Region boundary data
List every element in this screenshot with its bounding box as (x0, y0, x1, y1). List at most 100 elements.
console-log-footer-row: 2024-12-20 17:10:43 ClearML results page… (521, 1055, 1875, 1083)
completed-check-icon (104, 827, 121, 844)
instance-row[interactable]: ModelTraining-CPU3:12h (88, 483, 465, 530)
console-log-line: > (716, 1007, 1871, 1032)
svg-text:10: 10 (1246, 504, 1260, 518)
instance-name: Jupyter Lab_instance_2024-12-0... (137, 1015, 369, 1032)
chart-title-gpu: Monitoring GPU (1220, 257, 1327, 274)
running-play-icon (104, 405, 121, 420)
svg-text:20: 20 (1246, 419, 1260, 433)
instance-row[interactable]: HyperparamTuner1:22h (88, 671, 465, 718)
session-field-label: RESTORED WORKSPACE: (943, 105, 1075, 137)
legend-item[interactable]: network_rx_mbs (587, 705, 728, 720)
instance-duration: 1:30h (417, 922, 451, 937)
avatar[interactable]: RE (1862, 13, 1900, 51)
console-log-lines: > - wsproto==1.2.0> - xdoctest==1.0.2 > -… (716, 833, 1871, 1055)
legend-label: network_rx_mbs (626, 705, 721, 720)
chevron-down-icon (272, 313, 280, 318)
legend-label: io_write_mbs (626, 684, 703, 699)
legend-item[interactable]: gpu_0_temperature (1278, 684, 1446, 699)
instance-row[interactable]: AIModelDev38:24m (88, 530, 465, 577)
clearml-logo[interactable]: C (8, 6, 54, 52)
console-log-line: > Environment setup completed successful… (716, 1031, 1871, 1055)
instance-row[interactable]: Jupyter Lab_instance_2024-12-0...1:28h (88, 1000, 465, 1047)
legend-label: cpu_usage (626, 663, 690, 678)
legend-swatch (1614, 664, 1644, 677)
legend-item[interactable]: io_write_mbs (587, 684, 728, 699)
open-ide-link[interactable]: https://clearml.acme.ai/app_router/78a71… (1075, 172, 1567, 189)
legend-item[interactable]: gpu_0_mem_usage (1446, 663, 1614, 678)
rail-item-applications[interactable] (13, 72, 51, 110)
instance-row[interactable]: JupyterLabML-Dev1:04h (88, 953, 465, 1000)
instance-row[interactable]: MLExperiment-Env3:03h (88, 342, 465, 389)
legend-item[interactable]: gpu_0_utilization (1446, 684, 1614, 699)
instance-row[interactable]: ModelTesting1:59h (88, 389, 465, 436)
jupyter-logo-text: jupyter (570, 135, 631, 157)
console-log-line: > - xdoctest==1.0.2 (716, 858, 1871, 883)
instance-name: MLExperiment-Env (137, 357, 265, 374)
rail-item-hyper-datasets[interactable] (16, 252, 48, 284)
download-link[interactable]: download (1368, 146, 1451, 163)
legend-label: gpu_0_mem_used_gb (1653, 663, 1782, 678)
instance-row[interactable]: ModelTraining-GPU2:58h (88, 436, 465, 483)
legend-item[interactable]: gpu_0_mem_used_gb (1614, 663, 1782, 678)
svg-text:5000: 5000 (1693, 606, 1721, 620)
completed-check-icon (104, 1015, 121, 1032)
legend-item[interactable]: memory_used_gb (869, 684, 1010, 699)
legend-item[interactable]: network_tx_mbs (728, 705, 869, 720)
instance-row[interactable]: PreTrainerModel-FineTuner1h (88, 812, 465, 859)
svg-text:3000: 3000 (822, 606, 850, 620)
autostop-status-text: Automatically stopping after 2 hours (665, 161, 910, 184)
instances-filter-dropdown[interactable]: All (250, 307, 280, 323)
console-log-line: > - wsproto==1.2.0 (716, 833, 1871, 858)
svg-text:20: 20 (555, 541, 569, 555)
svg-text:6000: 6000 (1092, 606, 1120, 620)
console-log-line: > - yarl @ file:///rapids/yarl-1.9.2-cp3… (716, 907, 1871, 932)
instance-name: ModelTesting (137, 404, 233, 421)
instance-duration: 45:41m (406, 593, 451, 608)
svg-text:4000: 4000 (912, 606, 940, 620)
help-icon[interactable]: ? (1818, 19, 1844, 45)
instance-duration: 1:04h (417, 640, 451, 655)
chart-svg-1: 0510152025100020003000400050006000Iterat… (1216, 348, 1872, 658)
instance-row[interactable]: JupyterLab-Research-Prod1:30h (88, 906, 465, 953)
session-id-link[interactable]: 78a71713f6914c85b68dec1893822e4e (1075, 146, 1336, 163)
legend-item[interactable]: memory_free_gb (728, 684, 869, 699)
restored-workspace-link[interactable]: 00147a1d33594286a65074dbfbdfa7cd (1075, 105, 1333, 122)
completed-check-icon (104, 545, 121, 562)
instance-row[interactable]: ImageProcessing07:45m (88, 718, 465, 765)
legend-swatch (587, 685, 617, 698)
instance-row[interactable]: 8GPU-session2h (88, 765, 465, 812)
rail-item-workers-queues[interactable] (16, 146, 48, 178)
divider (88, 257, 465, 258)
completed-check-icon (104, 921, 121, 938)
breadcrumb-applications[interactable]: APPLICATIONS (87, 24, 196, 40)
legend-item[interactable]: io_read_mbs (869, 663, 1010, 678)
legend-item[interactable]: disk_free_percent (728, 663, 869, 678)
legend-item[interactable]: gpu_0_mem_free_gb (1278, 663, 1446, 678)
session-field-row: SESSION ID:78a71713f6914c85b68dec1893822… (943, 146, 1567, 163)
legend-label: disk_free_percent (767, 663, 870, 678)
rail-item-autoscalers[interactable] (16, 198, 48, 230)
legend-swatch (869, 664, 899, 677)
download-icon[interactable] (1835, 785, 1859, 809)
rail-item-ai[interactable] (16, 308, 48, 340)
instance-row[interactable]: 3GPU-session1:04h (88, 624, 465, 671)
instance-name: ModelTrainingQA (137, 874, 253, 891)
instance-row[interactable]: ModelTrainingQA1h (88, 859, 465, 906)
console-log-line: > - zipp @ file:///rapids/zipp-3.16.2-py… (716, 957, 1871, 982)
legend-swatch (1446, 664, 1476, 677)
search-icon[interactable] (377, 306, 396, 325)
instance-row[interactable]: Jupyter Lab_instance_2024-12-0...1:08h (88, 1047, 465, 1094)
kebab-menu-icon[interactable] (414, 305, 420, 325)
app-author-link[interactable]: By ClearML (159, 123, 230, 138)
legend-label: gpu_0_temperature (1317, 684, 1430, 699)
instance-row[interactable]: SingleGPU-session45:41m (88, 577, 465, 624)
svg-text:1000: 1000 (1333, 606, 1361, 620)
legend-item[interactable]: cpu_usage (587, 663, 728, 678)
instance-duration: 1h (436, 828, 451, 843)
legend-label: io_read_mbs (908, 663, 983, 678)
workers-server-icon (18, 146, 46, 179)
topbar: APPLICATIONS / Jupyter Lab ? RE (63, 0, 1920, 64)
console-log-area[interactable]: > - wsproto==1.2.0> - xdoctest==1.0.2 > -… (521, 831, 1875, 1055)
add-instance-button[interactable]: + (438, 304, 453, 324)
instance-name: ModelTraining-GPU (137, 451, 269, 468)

_The request_. Change "bounding box" to "enclosing box" in the records from the start up to and including the line with "completed-check-icon (104, 827, 121, 844)", leaving everything else unchanged, and give only those lines.

_Worked answer_.
List every element in this screenshot with its enclosing box as (x0, y0, x1, y1). List at most 100 elements.
console-log-footer-row: 2024-12-20 17:10:43 ClearML results page… (521, 1055, 1875, 1083)
completed-check-icon (104, 827, 121, 844)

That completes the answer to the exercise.